WHAT YOU ARE ASKED TO DO => Transcribe all of the material exactly, except for its pictures.

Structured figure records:

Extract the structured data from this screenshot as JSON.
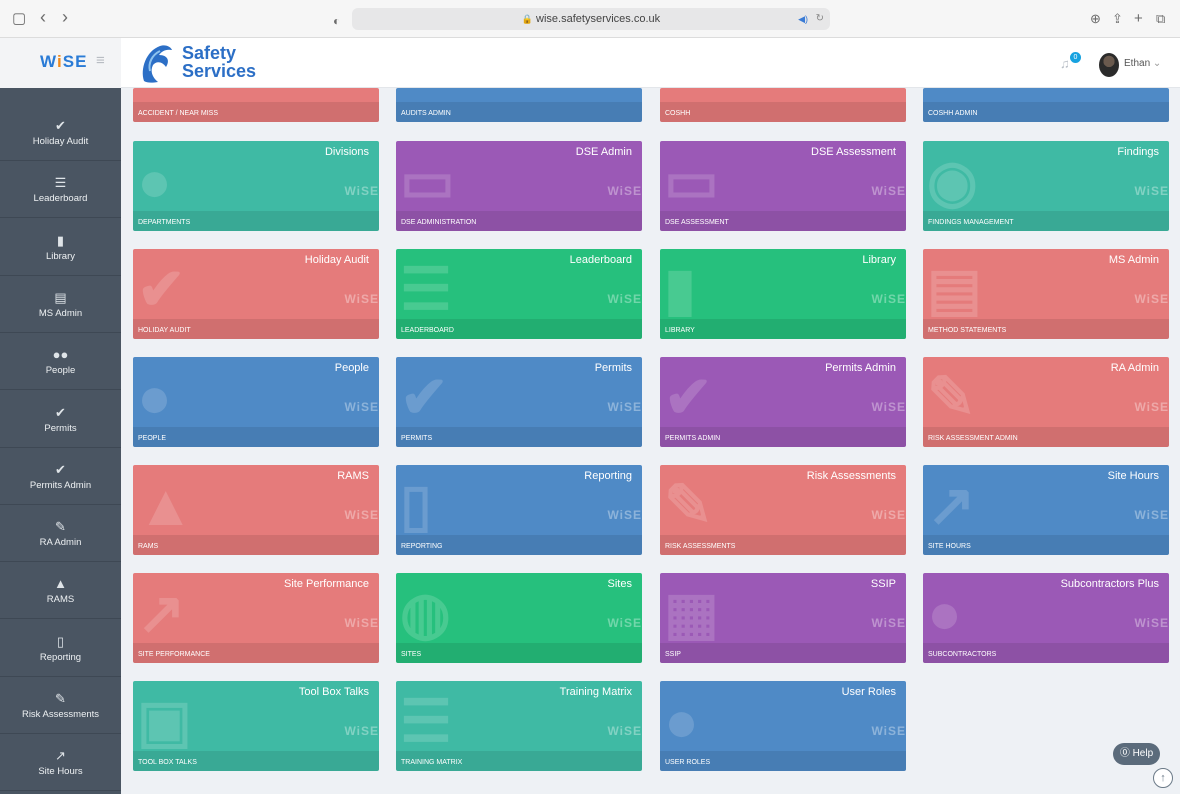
{
  "browser": {
    "url": "wise.safetyservices.co.uk",
    "lock_icon": "lock-icon",
    "sidebar_toggle_glyph": "▢",
    "back_glyph": "‹",
    "forward_glyph": "›",
    "shield_glyph": "◐",
    "audio_glyph": "◀)",
    "reload_glyph": "↻",
    "download_glyph": "⊕",
    "share_glyph": "⇪",
    "newtab_glyph": "+",
    "tabs_glyph": "⧉"
  },
  "header": {
    "brand_part1": "W",
    "brand_part2": "i",
    "brand_part3": "SE",
    "hamburger_glyph": "≡",
    "logo_line1": "Safety",
    "logo_line2": "Services",
    "notification_count": "0",
    "bell_glyph": "🔔",
    "user_name": "Ethan",
    "user_caret": "⌄"
  },
  "sidebar": {
    "items": [
      {
        "icon": "✔",
        "label": "Holiday Audit"
      },
      {
        "icon": "☰",
        "label": "Leaderboard"
      },
      {
        "icon": "▮",
        "label": "Library"
      },
      {
        "icon": "▤",
        "label": "MS Admin"
      },
      {
        "icon": "●●",
        "label": "People"
      },
      {
        "icon": "✔",
        "label": "Permits"
      },
      {
        "icon": "✔",
        "label": "Permits Admin"
      },
      {
        "icon": "✎",
        "label": "RA Admin"
      },
      {
        "icon": "▲",
        "label": "RAMS"
      },
      {
        "icon": "▯",
        "label": "Reporting"
      },
      {
        "icon": "✎",
        "label": "Risk Assessments"
      },
      {
        "icon": "↗",
        "label": "Site Hours"
      }
    ]
  },
  "tiles": {
    "wise_mark": "WiSE",
    "top_row": [
      {
        "subtitle": "ACCIDENT / NEAR MISS"
      },
      {
        "subtitle": "AUDITS ADMIN"
      },
      {
        "subtitle": "COSHH"
      },
      {
        "subtitle": "COSHH ADMIN"
      }
    ],
    "items": [
      {
        "title": "Divisions",
        "subtitle": "DEPARTMENTS",
        "bg": "●"
      },
      {
        "title": "DSE Admin",
        "subtitle": "DSE ADMINISTRATION",
        "bg": "▭"
      },
      {
        "title": "DSE Assessment",
        "subtitle": "DSE ASSESSMENT",
        "bg": "▭"
      },
      {
        "title": "Findings",
        "subtitle": "FINDINGS MANAGEMENT",
        "bg": "◉"
      },
      {
        "title": "Holiday Audit",
        "subtitle": "HOLIDAY AUDIT",
        "bg": "✔"
      },
      {
        "title": "Leaderboard",
        "subtitle": "LEADERBOARD",
        "bg": "☰"
      },
      {
        "title": "Library",
        "subtitle": "LIBRARY",
        "bg": "▮"
      },
      {
        "title": "MS Admin",
        "subtitle": "METHOD STATEMENTS",
        "bg": "▤"
      },
      {
        "title": "People",
        "subtitle": "PEOPLE",
        "bg": "●"
      },
      {
        "title": "Permits",
        "subtitle": "PERMITS",
        "bg": "✔"
      },
      {
        "title": "Permits Admin",
        "subtitle": "PERMITS ADMIN",
        "bg": "✔"
      },
      {
        "title": "RA Admin",
        "subtitle": "RISK ASSESSMENT ADMIN",
        "bg": "✎"
      },
      {
        "title": "RAMS",
        "subtitle": "RAMS",
        "bg": "▲"
      },
      {
        "title": "Reporting",
        "subtitle": "REPORTING",
        "bg": "▯"
      },
      {
        "title": "Risk Assessments",
        "subtitle": "RISK ASSESSMENTS",
        "bg": "✎"
      },
      {
        "title": "Site Hours",
        "subtitle": "SITE HOURS",
        "bg": "↗"
      },
      {
        "title": "Site Performance",
        "subtitle": "SITE PERFORMANCE",
        "bg": "↗"
      },
      {
        "title": "Sites",
        "subtitle": "SITES",
        "bg": "◍"
      },
      {
        "title": "SSIP",
        "subtitle": "SSIP",
        "bg": "▦"
      },
      {
        "title": "Subcontractors Plus",
        "subtitle": "SUBCONTRACTORS",
        "bg": "●"
      },
      {
        "title": "Tool Box Talks",
        "subtitle": "TOOL BOX TALKS",
        "bg": "▣"
      },
      {
        "title": "Training Matrix",
        "subtitle": "TRAINING MATRIX",
        "bg": "☰"
      },
      {
        "title": "User Roles",
        "subtitle": "USER ROLES",
        "bg": "●"
      }
    ]
  },
  "help": {
    "label": "⓪ Help",
    "scroll_top_glyph": "↑"
  },
  "colors": {
    "red": "#e57b7b",
    "blue": "#4f8ac6",
    "teal": "#3fbaa4",
    "purple": "#9b59b6",
    "green": "#26c07d"
  }
}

TASK ANSWER =>
Extract the structured data from this screenshot as JSON.
{
  "browser": {
    "url": "wise.safetyservices.co.uk",
    "lock_icon": "lock-icon",
    "sidebar_toggle_glyph": "▢",
    "back_glyph": "‹",
    "forward_glyph": "›",
    "shield_glyph": "◐",
    "audio_glyph": "◀)",
    "reload_glyph": "↻",
    "download_glyph": "⊕",
    "share_glyph": "⇪",
    "newtab_glyph": "+",
    "tabs_glyph": "⧉"
  },
  "header": {
    "brand_part1": "W",
    "brand_part2": "i",
    "brand_part3": "SE",
    "hamburger_glyph": "≡",
    "logo_line1": "Safety",
    "logo_line2": "Services",
    "notification_count": "0",
    "bell_glyph": "🔔",
    "user_name": "Ethan",
    "user_caret": "⌄"
  },
  "sidebar": {
    "items": [
      {
        "icon": "✔",
        "label": "Holiday Audit"
      },
      {
        "icon": "☰",
        "label": "Leaderboard"
      },
      {
        "icon": "▮",
        "label": "Library"
      },
      {
        "icon": "▤",
        "label": "MS Admin"
      },
      {
        "icon": "●●",
        "label": "People"
      },
      {
        "icon": "✔",
        "label": "Permits"
      },
      {
        "icon": "✔",
        "label": "Permits Admin"
      },
      {
        "icon": "✎",
        "label": "RA Admin"
      },
      {
        "icon": "▲",
        "label": "RAMS"
      },
      {
        "icon": "▯",
        "label": "Reporting"
      },
      {
        "icon": "✎",
        "label": "Risk Assessments"
      },
      {
        "icon": "↗",
        "label": "Site Hours"
      }
    ]
  },
  "tiles": {
    "wise_mark": "WiSE",
    "top_row": [
      {
        "subtitle": "ACCIDENT / NEAR MISS"
      },
      {
        "subtitle": "AUDITS ADMIN"
      },
      {
        "subtitle": "COSHH"
      },
      {
        "subtitle": "COSHH ADMIN"
      }
    ],
    "items": [
      {
        "title": "Divisions",
        "subtitle": "DEPARTMENTS",
        "bg": "●"
      },
      {
        "title": "DSE Admin",
        "subtitle": "DSE ADMINISTRATION",
        "bg": "▭"
      },
      {
        "title": "DSE Assessment",
        "subtitle": "DSE ASSESSMENT",
        "bg": "▭"
      },
      {
        "title": "Findings",
        "subtitle": "FINDINGS MANAGEMENT",
        "bg": "◉"
      },
      {
        "title": "Holiday Audit",
        "subtitle": "HOLIDAY AUDIT",
        "bg": "✔"
      },
      {
        "title": "Leaderboard",
        "subtitle": "LEADERBOARD",
        "bg": "☰"
      },
      {
        "title": "Library",
        "subtitle": "LIBRARY",
        "bg": "▮"
      },
      {
        "title": "MS Admin",
        "subtitle": "METHOD STATEMENTS",
        "bg": "▤"
      },
      {
        "title": "People",
        "subtitle": "PEOPLE",
        "bg": "●"
      },
      {
        "title": "Permits",
        "subtitle": "PERMITS",
        "bg": "✔"
      },
      {
        "title": "Permits Admin",
        "subtitle": "PERMITS ADMIN",
        "bg": "✔"
      },
      {
        "title": "RA Admin",
        "subtitle": "RISK ASSESSMENT ADMIN",
        "bg": "✎"
      },
      {
        "title": "RAMS",
        "subtitle": "RAMS",
        "bg": "▲"
      },
      {
        "title": "Reporting",
        "subtitle": "REPORTING",
        "bg": "▯"
      },
      {
        "title": "Risk Assessments",
        "subtitle": "RISK ASSESSMENTS",
        "bg": "✎"
      },
      {
        "title": "Site Hours",
        "subtitle": "SITE HOURS",
        "bg": "↗"
      },
      {
        "title": "Site Performance",
        "subtitle": "SITE PERFORMANCE",
        "bg": "↗"
      },
      {
        "title": "Sites",
        "subtitle": "SITES",
        "bg": "◍"
      },
      {
        "title": "SSIP",
        "subtitle": "SSIP",
        "bg": "▦"
      },
      {
        "title": "Subcontractors Plus",
        "subtitle": "SUBCONTRACTORS",
        "bg": "●"
      },
      {
        "title": "Tool Box Talks",
        "subtitle": "TOOL BOX TALKS",
        "bg": "▣"
      },
      {
        "title": "Training Matrix",
        "subtitle": "TRAINING MATRIX",
        "bg": "☰"
      },
      {
        "title": "User Roles",
        "subtitle": "USER ROLES",
        "bg": "●"
      }
    ]
  },
  "help": {
    "label": "⓪ Help",
    "scroll_top_glyph": "↑"
  },
  "colors": {
    "red": "#e57b7b",
    "blue": "#4f8ac6",
    "teal": "#3fbaa4",
    "purple": "#9b59b6",
    "green": "#26c07d"
  }
}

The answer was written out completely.